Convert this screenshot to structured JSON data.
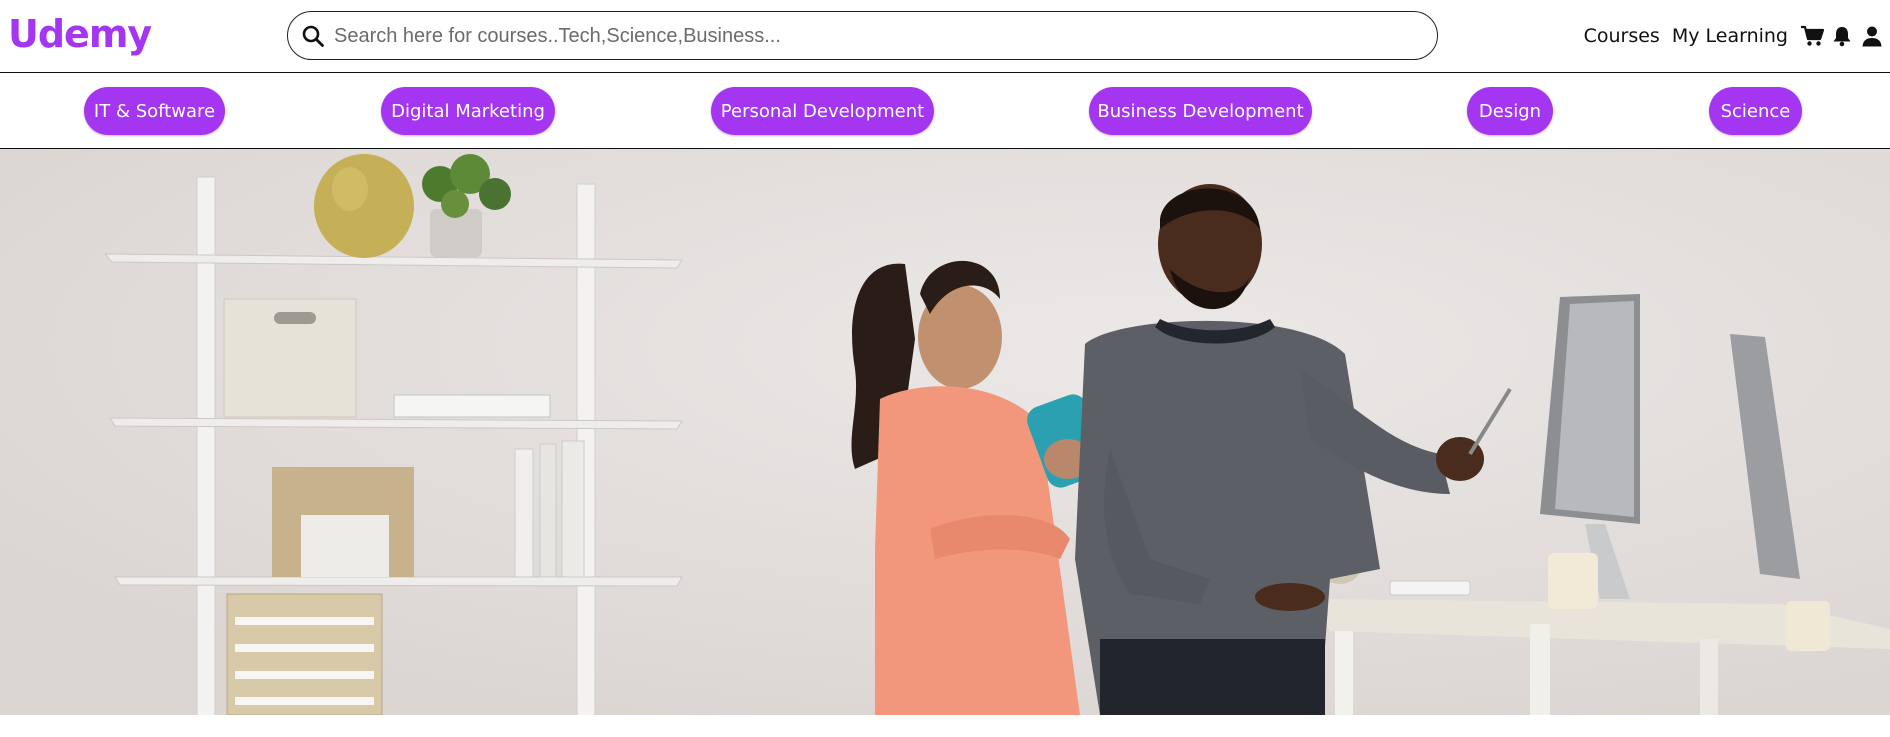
{
  "header": {
    "logo": "Udemy",
    "search": {
      "placeholder": "Search here for courses..Tech,Science,Business..."
    },
    "nav": {
      "courses": "Courses",
      "my_learning": "My Learning"
    },
    "icons": [
      "search-icon",
      "cart-icon",
      "bell-icon",
      "user-icon"
    ]
  },
  "categories": [
    "IT & Software",
    "Digital Marketing",
    "Personal Development",
    "Business Development",
    "Design",
    "Science"
  ],
  "colors": {
    "accent": "#a435f0",
    "text": "#111111",
    "background": "#ffffff"
  }
}
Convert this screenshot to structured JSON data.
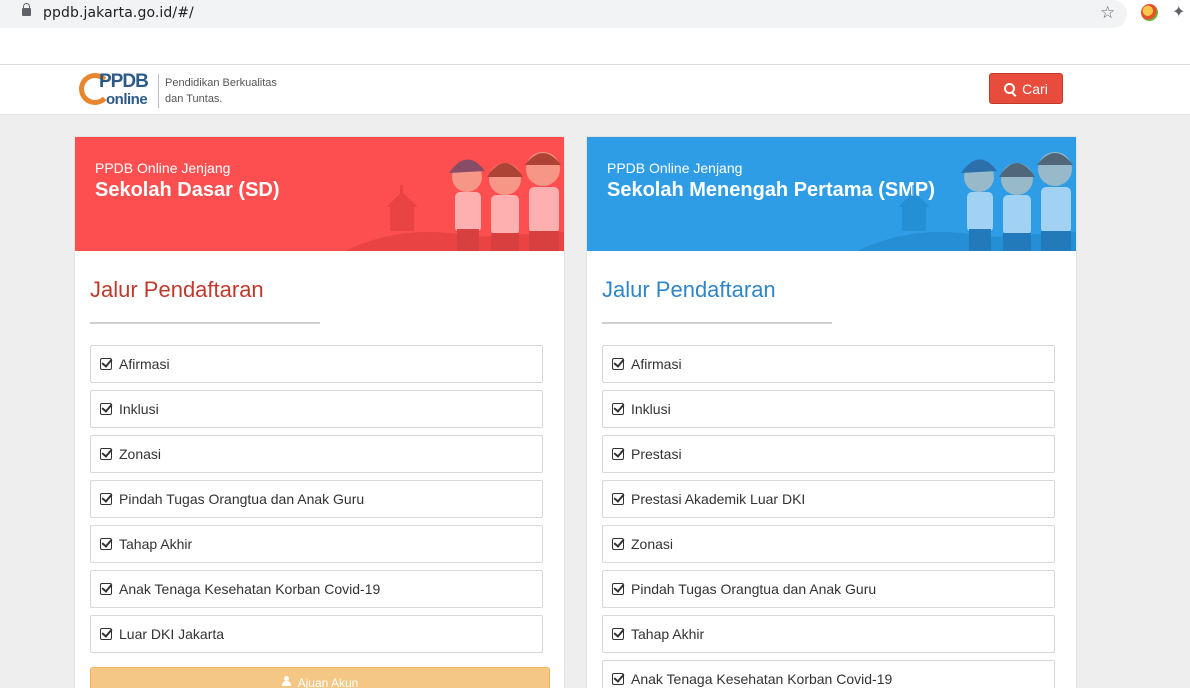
{
  "browser": {
    "url": "ppdb.jakarta.go.id/#/",
    "icons": [
      "lock-icon",
      "star-icon",
      "extension-icon",
      "puzzle-icon"
    ]
  },
  "header": {
    "logo_top": "PPDB",
    "logo_bottom": "online",
    "tagline_line1": "Pendidikan Berkualitas",
    "tagline_line2": "dan Tuntas.",
    "search_label": "Cari"
  },
  "sd": {
    "pre": "PPDB Online Jenjang",
    "level": "Sekolah Dasar (SD)",
    "section_title": "Jalur Pendaftaran",
    "options": [
      "Afirmasi",
      "Inklusi",
      "Zonasi",
      "Pindah Tugas Orangtua dan Anak Guru",
      "Tahap Akhir",
      "Anak Tenaga Kesehatan Korban Covid-19",
      "Luar DKI Jakarta"
    ],
    "account_button": "Ajuan Akun",
    "color": "#fd4f4f"
  },
  "smp": {
    "pre": "PPDB Online Jenjang",
    "level": "Sekolah Menengah Pertama (SMP)",
    "section_title": "Jalur Pendaftaran",
    "options": [
      "Afirmasi",
      "Inklusi",
      "Prestasi",
      "Prestasi Akademik Luar DKI",
      "Zonasi",
      "Pindah Tugas Orangtua dan Anak Guru",
      "Tahap Akhir",
      "Anak Tenaga Kesehatan Korban Covid-19"
    ],
    "color": "#2e9de6"
  }
}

▶ **Your instructions**
Identify lines with the string "courses". Copy each one.

▶ **Answer**
      "placeholder": "Search here for courses..Tech,Science,Business..."
      "courses": "Courses",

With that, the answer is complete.